== Direction ==
Output solely the number of lines containing the string "HIBOR".

== Data excerpts ==
----------

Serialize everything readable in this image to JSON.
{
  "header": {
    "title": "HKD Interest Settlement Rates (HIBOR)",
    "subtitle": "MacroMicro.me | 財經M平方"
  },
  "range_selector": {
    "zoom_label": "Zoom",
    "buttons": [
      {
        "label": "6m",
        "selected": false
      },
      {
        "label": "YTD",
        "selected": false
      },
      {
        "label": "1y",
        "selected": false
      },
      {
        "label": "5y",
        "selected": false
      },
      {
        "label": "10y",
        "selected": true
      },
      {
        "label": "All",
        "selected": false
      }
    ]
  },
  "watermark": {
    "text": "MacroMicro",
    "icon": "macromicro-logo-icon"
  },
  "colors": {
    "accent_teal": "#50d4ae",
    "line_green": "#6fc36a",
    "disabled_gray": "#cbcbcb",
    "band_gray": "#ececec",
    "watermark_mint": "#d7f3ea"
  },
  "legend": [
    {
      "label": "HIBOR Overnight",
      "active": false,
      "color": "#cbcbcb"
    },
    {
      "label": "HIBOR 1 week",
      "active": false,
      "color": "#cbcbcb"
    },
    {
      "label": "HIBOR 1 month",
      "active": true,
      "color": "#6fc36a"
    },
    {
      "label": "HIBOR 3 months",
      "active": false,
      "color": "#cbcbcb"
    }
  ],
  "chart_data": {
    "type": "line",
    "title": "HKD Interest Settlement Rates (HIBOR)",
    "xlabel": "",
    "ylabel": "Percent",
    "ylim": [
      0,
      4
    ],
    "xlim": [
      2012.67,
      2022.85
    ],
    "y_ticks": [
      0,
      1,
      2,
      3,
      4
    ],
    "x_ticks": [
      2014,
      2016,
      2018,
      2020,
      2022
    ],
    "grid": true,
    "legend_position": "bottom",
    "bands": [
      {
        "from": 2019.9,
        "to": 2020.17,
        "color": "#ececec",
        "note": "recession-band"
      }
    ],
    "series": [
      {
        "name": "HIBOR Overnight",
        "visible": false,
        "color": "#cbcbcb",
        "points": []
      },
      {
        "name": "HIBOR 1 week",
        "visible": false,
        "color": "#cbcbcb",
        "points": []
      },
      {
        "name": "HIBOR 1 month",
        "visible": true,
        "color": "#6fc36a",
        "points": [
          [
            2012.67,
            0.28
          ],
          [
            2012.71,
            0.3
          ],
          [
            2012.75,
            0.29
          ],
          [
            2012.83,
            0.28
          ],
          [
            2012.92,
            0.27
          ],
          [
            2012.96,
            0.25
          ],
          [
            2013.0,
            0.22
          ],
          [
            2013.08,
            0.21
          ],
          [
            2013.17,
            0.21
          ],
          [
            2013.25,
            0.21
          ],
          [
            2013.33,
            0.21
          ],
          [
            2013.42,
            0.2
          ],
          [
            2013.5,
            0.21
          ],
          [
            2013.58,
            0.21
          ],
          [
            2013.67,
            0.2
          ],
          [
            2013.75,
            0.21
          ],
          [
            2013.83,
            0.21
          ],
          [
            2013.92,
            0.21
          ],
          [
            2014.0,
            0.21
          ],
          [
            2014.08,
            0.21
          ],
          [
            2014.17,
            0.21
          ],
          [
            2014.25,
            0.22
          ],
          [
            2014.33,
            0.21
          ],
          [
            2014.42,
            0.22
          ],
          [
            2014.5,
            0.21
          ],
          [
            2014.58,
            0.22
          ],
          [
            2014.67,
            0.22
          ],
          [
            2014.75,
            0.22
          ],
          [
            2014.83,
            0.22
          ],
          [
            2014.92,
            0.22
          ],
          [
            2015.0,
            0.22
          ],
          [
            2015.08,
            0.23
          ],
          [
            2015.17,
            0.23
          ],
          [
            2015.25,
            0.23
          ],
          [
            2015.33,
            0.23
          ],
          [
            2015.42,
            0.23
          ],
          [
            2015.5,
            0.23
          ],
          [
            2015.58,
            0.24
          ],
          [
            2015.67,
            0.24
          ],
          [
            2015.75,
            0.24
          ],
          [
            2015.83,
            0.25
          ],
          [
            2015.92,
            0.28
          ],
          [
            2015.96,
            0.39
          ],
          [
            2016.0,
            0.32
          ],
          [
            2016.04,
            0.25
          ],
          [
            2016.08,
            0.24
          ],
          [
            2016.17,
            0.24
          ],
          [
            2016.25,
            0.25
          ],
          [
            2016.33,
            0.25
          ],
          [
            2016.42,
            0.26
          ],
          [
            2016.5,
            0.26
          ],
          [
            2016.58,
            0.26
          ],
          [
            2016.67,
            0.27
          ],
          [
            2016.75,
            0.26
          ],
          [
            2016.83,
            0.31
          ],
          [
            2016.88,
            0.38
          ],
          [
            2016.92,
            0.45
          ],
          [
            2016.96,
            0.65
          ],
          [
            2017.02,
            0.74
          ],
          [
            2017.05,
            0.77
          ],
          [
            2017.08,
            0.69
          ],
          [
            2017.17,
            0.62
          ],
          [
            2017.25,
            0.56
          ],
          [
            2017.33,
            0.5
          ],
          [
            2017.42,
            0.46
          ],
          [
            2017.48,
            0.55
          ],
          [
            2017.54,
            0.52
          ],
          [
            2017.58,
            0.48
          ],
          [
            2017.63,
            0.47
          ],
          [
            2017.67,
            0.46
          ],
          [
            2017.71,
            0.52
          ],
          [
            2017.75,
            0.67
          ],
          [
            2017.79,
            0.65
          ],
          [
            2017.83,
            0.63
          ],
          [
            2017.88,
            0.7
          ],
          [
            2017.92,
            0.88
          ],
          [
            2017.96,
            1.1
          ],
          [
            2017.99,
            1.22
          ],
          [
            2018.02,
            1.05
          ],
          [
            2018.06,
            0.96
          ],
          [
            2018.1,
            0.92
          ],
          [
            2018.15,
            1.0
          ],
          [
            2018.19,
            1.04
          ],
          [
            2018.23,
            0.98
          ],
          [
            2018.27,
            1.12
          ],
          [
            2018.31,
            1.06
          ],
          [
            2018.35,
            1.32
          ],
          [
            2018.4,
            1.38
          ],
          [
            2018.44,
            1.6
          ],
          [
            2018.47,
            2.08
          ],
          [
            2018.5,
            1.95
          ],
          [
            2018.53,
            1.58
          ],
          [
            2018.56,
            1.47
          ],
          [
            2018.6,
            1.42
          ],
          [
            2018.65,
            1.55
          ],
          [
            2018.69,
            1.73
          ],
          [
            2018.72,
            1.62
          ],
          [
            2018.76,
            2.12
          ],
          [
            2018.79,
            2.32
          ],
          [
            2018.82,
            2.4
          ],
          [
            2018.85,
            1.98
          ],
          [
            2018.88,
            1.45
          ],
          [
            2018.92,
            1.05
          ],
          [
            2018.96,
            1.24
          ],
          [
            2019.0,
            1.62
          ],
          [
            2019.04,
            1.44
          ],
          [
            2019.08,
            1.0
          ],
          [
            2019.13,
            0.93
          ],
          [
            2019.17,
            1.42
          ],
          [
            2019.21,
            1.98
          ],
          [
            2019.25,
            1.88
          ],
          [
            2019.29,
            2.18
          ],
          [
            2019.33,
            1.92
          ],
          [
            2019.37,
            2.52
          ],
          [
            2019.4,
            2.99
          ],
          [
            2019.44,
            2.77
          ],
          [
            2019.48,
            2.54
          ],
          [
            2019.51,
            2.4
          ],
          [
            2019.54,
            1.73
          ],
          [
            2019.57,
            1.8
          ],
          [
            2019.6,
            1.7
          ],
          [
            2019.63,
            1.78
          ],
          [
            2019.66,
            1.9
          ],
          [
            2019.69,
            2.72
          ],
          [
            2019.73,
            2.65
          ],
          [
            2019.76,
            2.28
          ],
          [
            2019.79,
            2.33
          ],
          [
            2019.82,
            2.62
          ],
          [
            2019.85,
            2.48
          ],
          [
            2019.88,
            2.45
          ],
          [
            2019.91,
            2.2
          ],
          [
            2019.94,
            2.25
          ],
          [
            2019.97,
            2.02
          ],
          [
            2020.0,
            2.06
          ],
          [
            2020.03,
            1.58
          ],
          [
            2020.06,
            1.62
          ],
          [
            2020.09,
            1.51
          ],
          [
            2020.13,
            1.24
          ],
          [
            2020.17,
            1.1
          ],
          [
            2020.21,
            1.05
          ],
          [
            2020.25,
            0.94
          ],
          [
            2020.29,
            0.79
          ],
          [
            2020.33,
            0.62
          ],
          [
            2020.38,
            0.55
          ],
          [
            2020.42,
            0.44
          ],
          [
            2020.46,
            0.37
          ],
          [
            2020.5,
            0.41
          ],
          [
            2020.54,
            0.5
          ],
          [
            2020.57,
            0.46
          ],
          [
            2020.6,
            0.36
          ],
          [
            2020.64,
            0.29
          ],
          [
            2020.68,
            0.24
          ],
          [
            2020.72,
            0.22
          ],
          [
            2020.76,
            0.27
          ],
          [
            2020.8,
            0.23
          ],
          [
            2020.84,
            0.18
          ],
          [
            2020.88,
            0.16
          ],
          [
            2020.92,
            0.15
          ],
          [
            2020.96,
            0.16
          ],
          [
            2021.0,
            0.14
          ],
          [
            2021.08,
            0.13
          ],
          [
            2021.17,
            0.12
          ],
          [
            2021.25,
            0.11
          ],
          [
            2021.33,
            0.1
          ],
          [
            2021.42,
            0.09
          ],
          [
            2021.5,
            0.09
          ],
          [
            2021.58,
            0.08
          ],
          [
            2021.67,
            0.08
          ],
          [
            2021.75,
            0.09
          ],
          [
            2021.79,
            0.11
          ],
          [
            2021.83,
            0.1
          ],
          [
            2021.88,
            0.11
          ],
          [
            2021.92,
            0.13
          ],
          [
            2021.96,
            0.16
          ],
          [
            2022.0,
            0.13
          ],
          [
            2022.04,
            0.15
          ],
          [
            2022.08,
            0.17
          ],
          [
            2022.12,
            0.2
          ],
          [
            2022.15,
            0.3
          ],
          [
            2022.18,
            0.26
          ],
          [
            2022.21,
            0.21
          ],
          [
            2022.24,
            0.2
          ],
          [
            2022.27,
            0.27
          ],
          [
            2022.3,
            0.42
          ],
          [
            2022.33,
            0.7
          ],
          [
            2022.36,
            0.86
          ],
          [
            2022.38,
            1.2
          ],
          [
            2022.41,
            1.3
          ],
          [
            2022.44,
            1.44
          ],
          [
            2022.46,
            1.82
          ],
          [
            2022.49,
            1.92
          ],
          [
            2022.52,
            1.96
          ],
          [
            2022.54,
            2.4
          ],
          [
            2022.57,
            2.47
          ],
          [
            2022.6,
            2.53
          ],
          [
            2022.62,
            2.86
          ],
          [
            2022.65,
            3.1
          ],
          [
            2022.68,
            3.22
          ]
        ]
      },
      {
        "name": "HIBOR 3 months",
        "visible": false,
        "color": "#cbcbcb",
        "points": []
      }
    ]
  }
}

----------

== Exercise response ==
10